# Goal:
Reproduce the rows without any changes, from the first row up to and including the row that contains "tray-overflow-button[interactable] (306, 628, 366, 688)".

>> BEGIN Data for the task

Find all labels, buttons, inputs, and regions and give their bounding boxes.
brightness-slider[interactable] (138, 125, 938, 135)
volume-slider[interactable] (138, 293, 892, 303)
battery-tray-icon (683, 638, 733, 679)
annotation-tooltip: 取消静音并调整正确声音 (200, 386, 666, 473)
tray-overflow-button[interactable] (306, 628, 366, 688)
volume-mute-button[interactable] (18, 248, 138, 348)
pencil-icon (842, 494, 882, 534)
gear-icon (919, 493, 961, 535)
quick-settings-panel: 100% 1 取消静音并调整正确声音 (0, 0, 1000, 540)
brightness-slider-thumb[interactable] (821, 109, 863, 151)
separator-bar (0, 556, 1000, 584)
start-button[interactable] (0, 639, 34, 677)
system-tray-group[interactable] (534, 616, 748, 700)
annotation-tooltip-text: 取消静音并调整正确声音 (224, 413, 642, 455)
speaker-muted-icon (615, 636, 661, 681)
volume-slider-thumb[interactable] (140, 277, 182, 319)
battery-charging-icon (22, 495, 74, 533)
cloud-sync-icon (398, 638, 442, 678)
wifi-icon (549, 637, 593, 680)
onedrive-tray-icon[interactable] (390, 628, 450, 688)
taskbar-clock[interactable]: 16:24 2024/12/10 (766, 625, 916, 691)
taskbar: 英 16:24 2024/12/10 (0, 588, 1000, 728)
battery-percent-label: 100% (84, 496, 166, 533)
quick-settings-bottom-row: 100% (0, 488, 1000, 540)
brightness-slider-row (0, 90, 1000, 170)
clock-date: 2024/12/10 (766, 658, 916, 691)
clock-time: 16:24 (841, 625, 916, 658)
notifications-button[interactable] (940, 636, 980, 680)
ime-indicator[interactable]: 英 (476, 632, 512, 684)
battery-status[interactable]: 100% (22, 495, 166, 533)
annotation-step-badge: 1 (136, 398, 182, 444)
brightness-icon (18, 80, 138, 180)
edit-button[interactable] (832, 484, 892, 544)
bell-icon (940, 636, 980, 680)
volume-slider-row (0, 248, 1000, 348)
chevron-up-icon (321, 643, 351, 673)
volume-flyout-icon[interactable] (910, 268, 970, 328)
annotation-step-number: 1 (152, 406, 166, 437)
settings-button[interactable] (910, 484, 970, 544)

>> END Data for the task

# Completed task:
Find all labels, buttons, inputs, and regions and give their bounding boxes.
brightness-slider[interactable] (138, 125, 938, 135)
volume-slider[interactable] (138, 293, 892, 303)
battery-tray-icon (683, 638, 733, 679)
annotation-tooltip: 取消静音并调整正确声音 (200, 386, 666, 473)
tray-overflow-button[interactable] (306, 628, 366, 688)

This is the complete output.